Begin

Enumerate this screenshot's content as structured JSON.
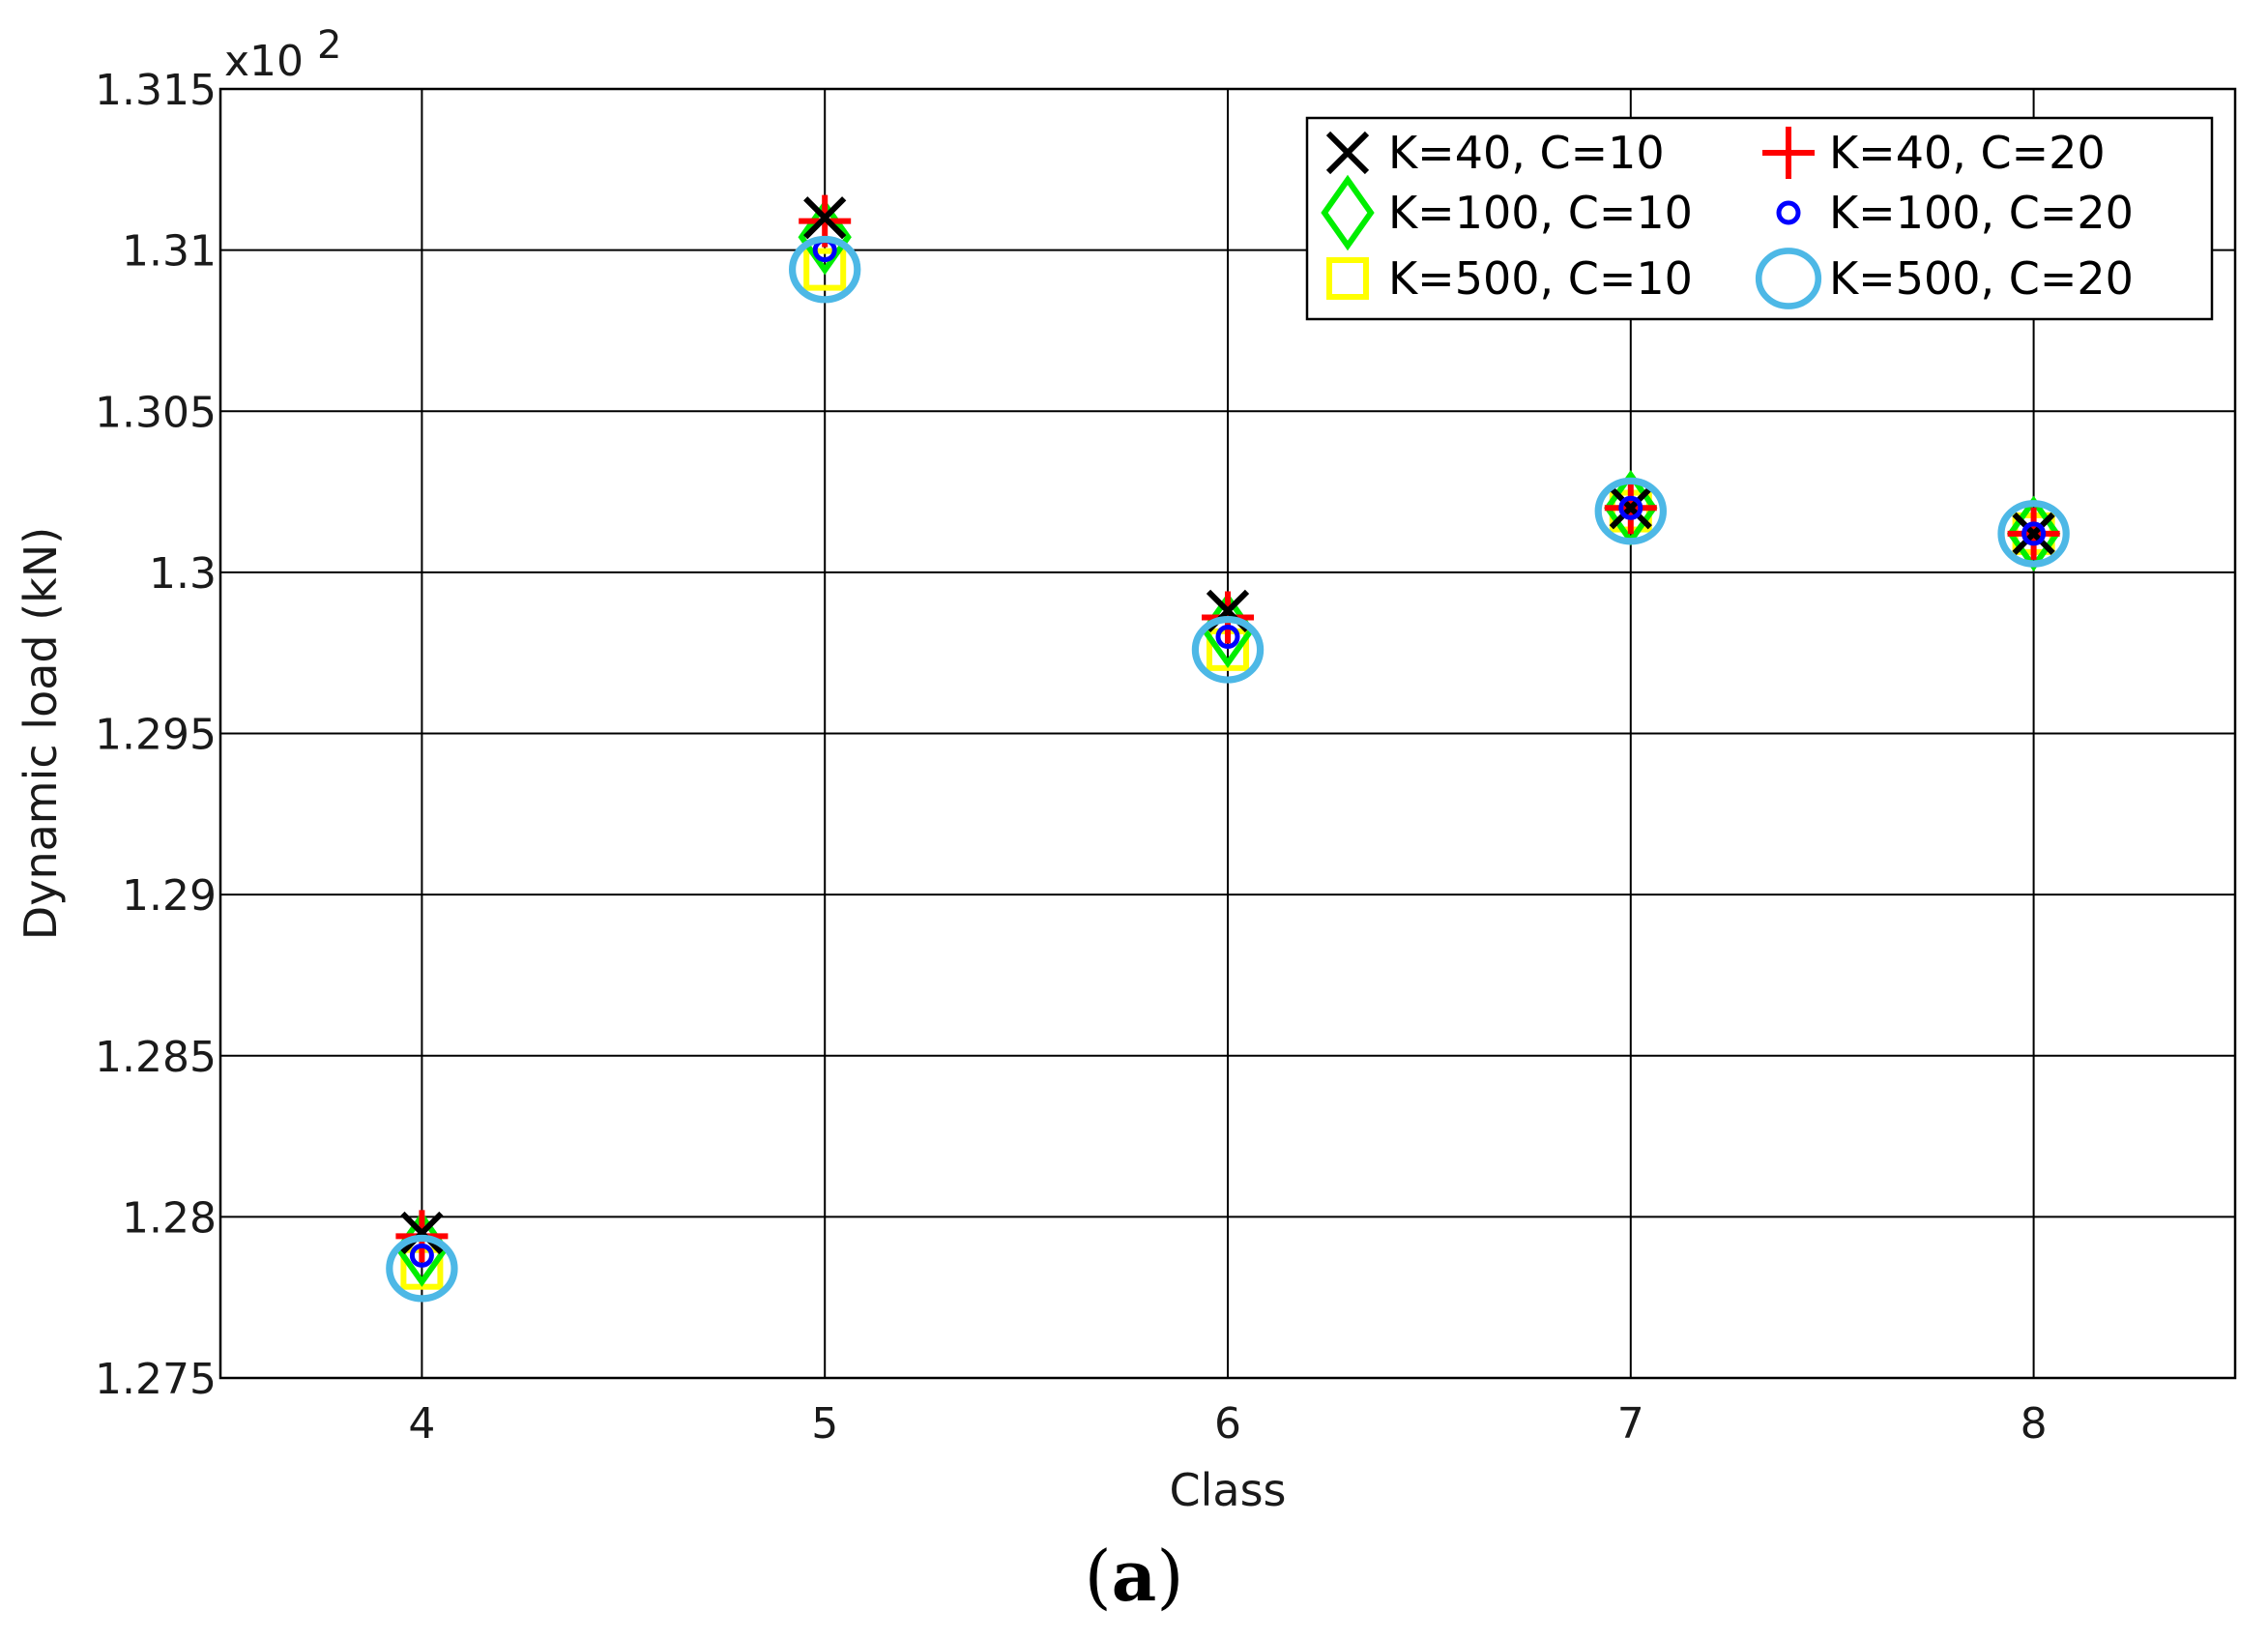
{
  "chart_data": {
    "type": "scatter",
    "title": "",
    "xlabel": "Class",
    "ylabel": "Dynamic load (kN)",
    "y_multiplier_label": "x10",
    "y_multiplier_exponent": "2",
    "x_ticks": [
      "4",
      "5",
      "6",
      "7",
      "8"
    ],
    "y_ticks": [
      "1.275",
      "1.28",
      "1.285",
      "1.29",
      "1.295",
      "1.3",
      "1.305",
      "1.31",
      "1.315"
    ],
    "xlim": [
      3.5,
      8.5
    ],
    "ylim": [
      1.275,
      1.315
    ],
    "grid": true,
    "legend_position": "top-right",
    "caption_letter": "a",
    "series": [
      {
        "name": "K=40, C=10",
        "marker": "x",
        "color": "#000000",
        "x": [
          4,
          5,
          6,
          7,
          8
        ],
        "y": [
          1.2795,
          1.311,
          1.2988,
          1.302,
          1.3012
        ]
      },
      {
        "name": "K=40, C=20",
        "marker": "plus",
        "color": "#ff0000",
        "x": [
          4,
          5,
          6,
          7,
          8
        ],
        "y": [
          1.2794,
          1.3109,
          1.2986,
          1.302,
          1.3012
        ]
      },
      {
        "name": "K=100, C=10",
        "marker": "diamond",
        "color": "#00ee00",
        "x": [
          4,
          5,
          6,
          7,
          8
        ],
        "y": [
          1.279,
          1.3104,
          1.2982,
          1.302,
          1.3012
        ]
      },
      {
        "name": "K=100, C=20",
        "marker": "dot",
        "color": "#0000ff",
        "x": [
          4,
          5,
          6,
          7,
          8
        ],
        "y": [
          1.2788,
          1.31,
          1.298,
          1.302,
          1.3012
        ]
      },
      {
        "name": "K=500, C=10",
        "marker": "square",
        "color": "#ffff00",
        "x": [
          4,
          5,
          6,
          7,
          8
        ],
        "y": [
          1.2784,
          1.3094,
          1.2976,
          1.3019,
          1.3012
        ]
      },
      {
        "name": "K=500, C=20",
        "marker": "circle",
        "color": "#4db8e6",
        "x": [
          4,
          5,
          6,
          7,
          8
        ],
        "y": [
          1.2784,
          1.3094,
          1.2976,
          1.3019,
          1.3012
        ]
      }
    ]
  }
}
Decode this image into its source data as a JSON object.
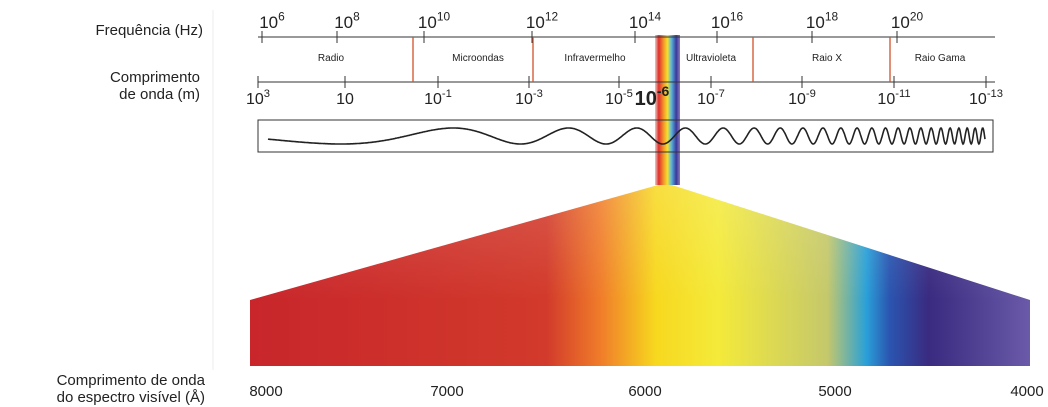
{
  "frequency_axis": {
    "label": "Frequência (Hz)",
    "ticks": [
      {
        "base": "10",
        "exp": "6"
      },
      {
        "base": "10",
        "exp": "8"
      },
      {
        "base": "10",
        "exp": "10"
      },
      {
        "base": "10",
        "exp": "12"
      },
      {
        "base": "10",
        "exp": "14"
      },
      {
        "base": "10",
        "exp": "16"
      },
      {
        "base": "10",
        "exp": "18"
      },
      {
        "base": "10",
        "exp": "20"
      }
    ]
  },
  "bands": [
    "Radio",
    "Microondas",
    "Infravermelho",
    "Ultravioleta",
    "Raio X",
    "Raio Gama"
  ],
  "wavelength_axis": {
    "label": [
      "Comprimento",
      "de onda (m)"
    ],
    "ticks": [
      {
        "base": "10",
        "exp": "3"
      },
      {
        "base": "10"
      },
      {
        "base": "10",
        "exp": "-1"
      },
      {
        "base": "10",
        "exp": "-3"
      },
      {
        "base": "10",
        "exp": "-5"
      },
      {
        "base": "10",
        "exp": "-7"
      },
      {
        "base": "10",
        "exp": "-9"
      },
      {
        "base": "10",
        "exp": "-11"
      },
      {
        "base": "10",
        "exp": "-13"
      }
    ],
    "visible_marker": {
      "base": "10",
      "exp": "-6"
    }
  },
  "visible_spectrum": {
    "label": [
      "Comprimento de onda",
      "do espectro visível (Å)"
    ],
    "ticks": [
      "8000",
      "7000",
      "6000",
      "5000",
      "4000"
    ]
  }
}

End

**PROBLEM DESCRIPTION**.
Search the entries for the word "color", then list each line that holds it.

**CORRECT OUTPUT**.
        "color": "#000000",
        "color": "#ff0000",
        "color": "#00ee00",
        "color": "#0000ff",
        "color": "#ffff00",
        "color": "#4db8e6",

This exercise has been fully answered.